─── Data entries

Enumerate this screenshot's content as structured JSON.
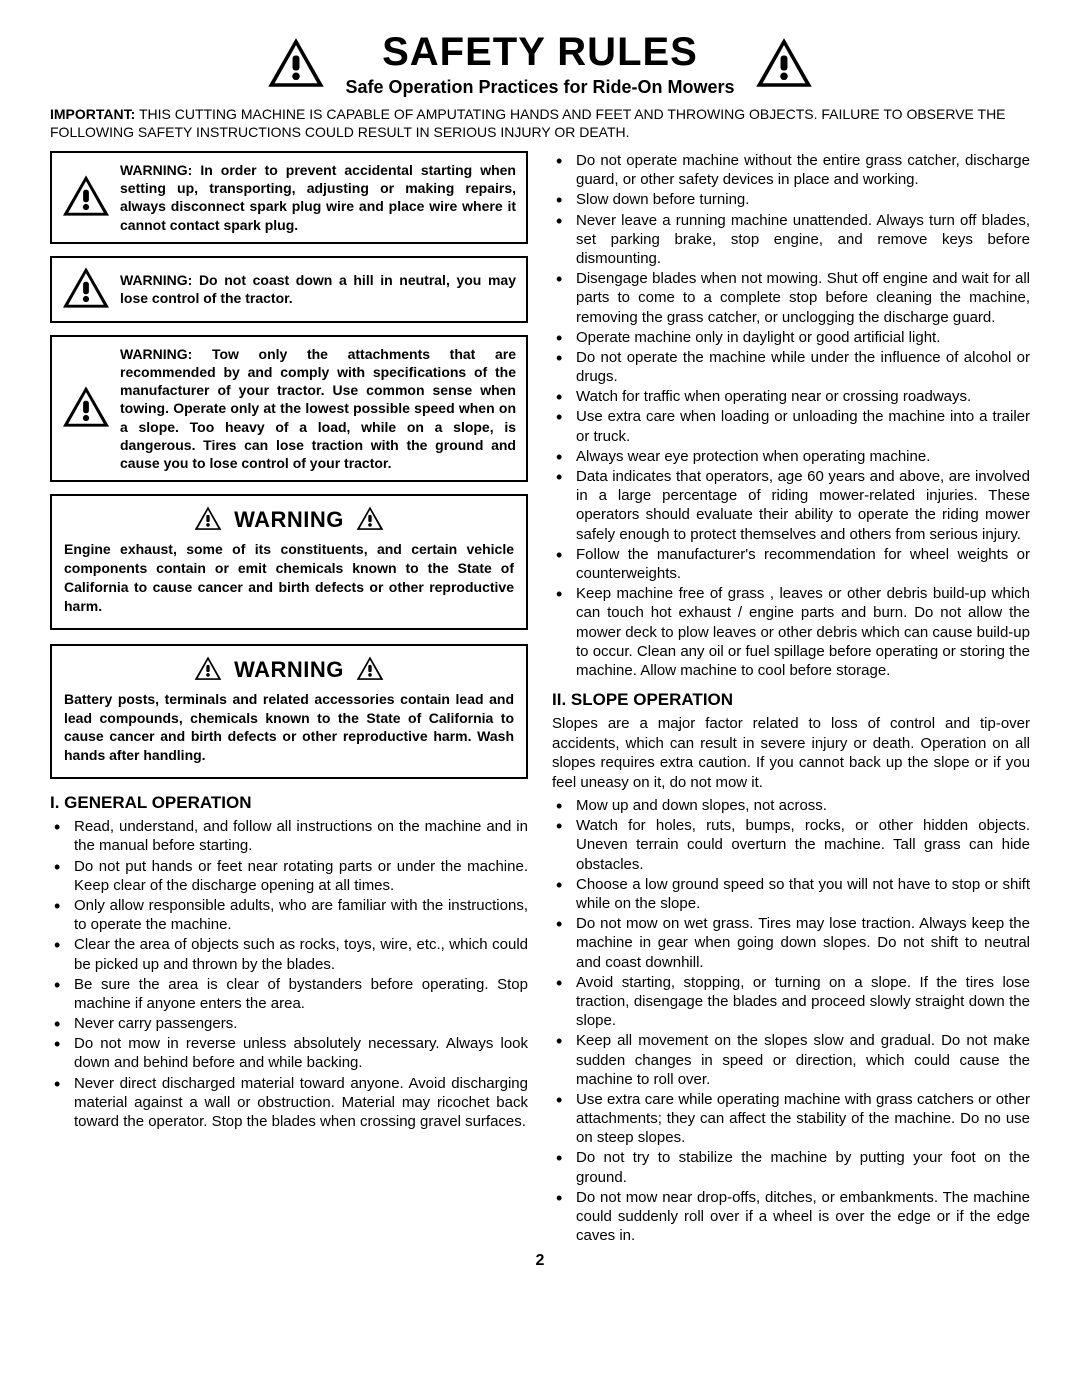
{
  "header": {
    "title": "SAFETY RULES",
    "subtitle": "Safe Operation Practices for Ride-On Mowers"
  },
  "important": {
    "label": "IMPORTANT:",
    "text": "THIS CUTTING MACHINE IS CAPABLE OF AMPUTATING HANDS AND FEET AND THROWING OBJECTS.  FAILURE TO OBSERVE THE FOLLOWING SAFETY INSTRUCTIONS COULD RESULT IN SERIOUS INJURY OR DEATH."
  },
  "icon_warning_boxes": [
    "WARNING:  In order to prevent accidental starting when setting up, transporting, adjusting or making repairs, always disconnect spark plug wire and place wire where it cannot contact spark plug.",
    "WARNING:  Do not coast down a hill in neutral, you may lose control of the tractor.",
    "WARNING:  Tow only the attachments that are recommended by and comply with specifications of the manufacturer of your tractor. Use common sense when towing. Operate only at the lowest possible speed when on a slope. Too heavy of a load, while on a slope, is dangerous.  Tires can lose traction with the ground and cause you to lose control of your tractor."
  ],
  "warning_heading": "WARNING",
  "warning_blocks": [
    "Engine exhaust, some of its constituents, and certain vehicle components contain or emit chemicals known to the State of California to cause cancer and birth defects or other reproductive harm.",
    "Battery posts, terminals and related accessories contain lead and lead compounds, chemicals known to the State of California to cause cancer and birth defects or other reproductive harm. Wash hands after handling."
  ],
  "section1": {
    "title": "I. GENERAL OPERATION",
    "bullets_left": [
      "Read, understand, and follow all instructions on the machine and in the manual before starting.",
      "Do not put hands or feet near rotating parts or under the machine. Keep clear of the discharge opening at all times.",
      "Only allow responsible adults, who are familiar with the instructions, to operate the machine.",
      "Clear the area of objects such as  rocks, toys, wire, etc., which could be picked up and thrown by the blades.",
      "Be sure the area is clear of bystanders before operating.  Stop machine if anyone enters the area.",
      "Never carry passengers.",
      "Do not mow in reverse unless absolutely necessary. Always look down and behind before and while backing.",
      "Never direct discharged material toward anyone. Avoid discharging material against a wall or obstruction. Material may ricochet back toward the operator. Stop the blades when crossing gravel surfaces."
    ],
    "bullets_right": [
      "Do not operate machine without the entire grass catcher, discharge guard, or other safety devices in place and working.",
      "Slow down before turning.",
      "Never leave a running machine unattended.  Always turn off blades, set parking brake, stop engine, and remove keys before dismounting.",
      "Disengage blades when not mowing. Shut off engine and wait for all parts to come to a complete stop before cleaning the machine, removing the grass catcher, or unclogging the discharge guard.",
      "Operate machine only in daylight or good artificial light.",
      "Do not operate the machine while under the influence of alcohol or drugs.",
      "Watch for traffic when operating near or crossing roadways.",
      "Use extra care when loading or unloading the machine into a trailer or truck.",
      "Always wear eye protection when operating machine.",
      "Data indicates that operators, age 60 years and above, are involved in a large percentage of riding mower-related injuries.  These operators should evaluate their ability to operate the riding mower safely enough to protect themselves and others from serious injury.",
      "Follow the manufacturer's recommendation for wheel weights or counterweights.",
      "Keep machine free of grass , leaves or other debris build-up which can touch hot exhaust / engine parts and burn. Do not allow the mower deck to plow leaves or other debris which can cause build-up to occur. Clean any oil or fuel spillage before operating or storing the machine. Allow machine to cool before storage."
    ]
  },
  "section2": {
    "title": "II. SLOPE OPERATION",
    "intro": "Slopes are a major factor related to loss of control and tip-over accidents, which can result in severe injury or death.  Operation on all slopes requires extra caution.  If you cannot back up the slope or if you feel uneasy on it, do not mow it.",
    "bullets": [
      "Mow up and down slopes, not across.",
      "Watch for holes, ruts, bumps, rocks, or other hidden objects.  Uneven terrain could overturn the machine. Tall grass can hide obstacles.",
      "Choose a low ground speed so that you will not have to stop or shift while on the slope.",
      "Do not mow on wet grass. Tires may lose traction. Always keep the machine in gear when going down slopes. Do not shift to neutral and coast downhill.",
      "Avoid starting, stopping, or turning on a slope.  If the tires lose traction,  disengage the blades and proceed slowly straight down the slope.",
      "Keep all movement on the slopes slow and gradual. Do not make sudden changes in speed or direction, which could cause the machine to roll over.",
      "Use extra care while operating machine with grass catchers or other attachments; they can affect the stability of the machine. Do no use on steep slopes.",
      "Do not  try to stabilize the machine by putting your foot on the ground.",
      "Do not mow near drop-offs, ditches, or embankments. The machine could suddenly roll over if a wheel is over the edge or if the edge caves in."
    ]
  },
  "page_number": "2",
  "icon_sizes": {
    "large": 58,
    "medium": 48,
    "small": 28
  },
  "colors": {
    "text": "#000000",
    "bg": "#ffffff",
    "border": "#000000"
  }
}
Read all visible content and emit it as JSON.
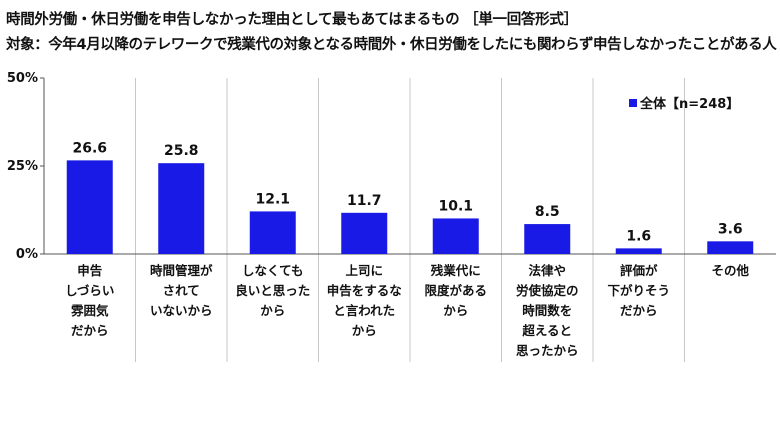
{
  "header": {
    "title": "時間外労働・休日労働を申告しなかった理由として最もあてはまるもの ［単一回答形式］",
    "subtitle": "対象：今年4月以降のテレワークで残業代の対象となる時間外・休日労働をしたにも関わらず申告しなかったことがある人"
  },
  "chart_data": {
    "type": "bar",
    "categories": [
      [
        "申告",
        "しづらい",
        "雰囲気",
        "だから"
      ],
      [
        "時間管理が",
        "されて",
        "いないから"
      ],
      [
        "しなくても",
        "良いと思った",
        "から"
      ],
      [
        "上司に",
        "申告をするな",
        "と言われた",
        "から"
      ],
      [
        "残業代に",
        "限度がある",
        "から"
      ],
      [
        "法律や",
        "労使協定の",
        "時間数を",
        "超えると",
        "思ったから"
      ],
      [
        "評価が",
        "下がりそう",
        "だから"
      ],
      [
        "その他"
      ]
    ],
    "series": [
      {
        "name": "全体【n=248】",
        "values": [
          26.6,
          25.8,
          12.1,
          11.7,
          10.1,
          8.5,
          1.6,
          3.6
        ]
      }
    ],
    "data_labels": [
      "26.6",
      "25.8",
      "12.1",
      "11.7",
      "10.1",
      "8.5",
      "1.6",
      "3.6"
    ],
    "ylim": [
      0,
      50
    ],
    "yticks": [
      {
        "value": 0,
        "label": "0%"
      },
      {
        "value": 25,
        "label": "25%"
      },
      {
        "value": 50,
        "label": "50%"
      }
    ],
    "grid": "vertical category separators",
    "legend_position": "top-right",
    "colors": {
      "bar": "#1a1ae6",
      "grid": "#c8c8c8",
      "axis": "#555555"
    }
  }
}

──────

> [Work to do]:
Leave out every picture and copy verbatim the lines running from the line containing "Read all visible content and emit it as JSON." through the final line of the data.

> [Final result]:
Read all visible content and emit it as JSON.
{
  "header": {
    "title": "時間外労働・休日労働を申告しなかった理由として最もあてはまるもの ［単一回答形式］",
    "subtitle": "対象：今年4月以降のテレワークで残業代の対象となる時間外・休日労働をしたにも関わらず申告しなかったことがある人"
  },
  "chart_data": {
    "type": "bar",
    "categories": [
      [
        "申告",
        "しづらい",
        "雰囲気",
        "だから"
      ],
      [
        "時間管理が",
        "されて",
        "いないから"
      ],
      [
        "しなくても",
        "良いと思った",
        "から"
      ],
      [
        "上司に",
        "申告をするな",
        "と言われた",
        "から"
      ],
      [
        "残業代に",
        "限度がある",
        "から"
      ],
      [
        "法律や",
        "労使協定の",
        "時間数を",
        "超えると",
        "思ったから"
      ],
      [
        "評価が",
        "下がりそう",
        "だから"
      ],
      [
        "その他"
      ]
    ],
    "series": [
      {
        "name": "全体【n=248】",
        "values": [
          26.6,
          25.8,
          12.1,
          11.7,
          10.1,
          8.5,
          1.6,
          3.6
        ]
      }
    ],
    "data_labels": [
      "26.6",
      "25.8",
      "12.1",
      "11.7",
      "10.1",
      "8.5",
      "1.6",
      "3.6"
    ],
    "ylim": [
      0,
      50
    ],
    "yticks": [
      {
        "value": 0,
        "label": "0%"
      },
      {
        "value": 25,
        "label": "25%"
      },
      {
        "value": 50,
        "label": "50%"
      }
    ],
    "grid": "vertical category separators",
    "legend_position": "top-right",
    "colors": {
      "bar": "#1a1ae6",
      "grid": "#c8c8c8",
      "axis": "#555555"
    }
  }
}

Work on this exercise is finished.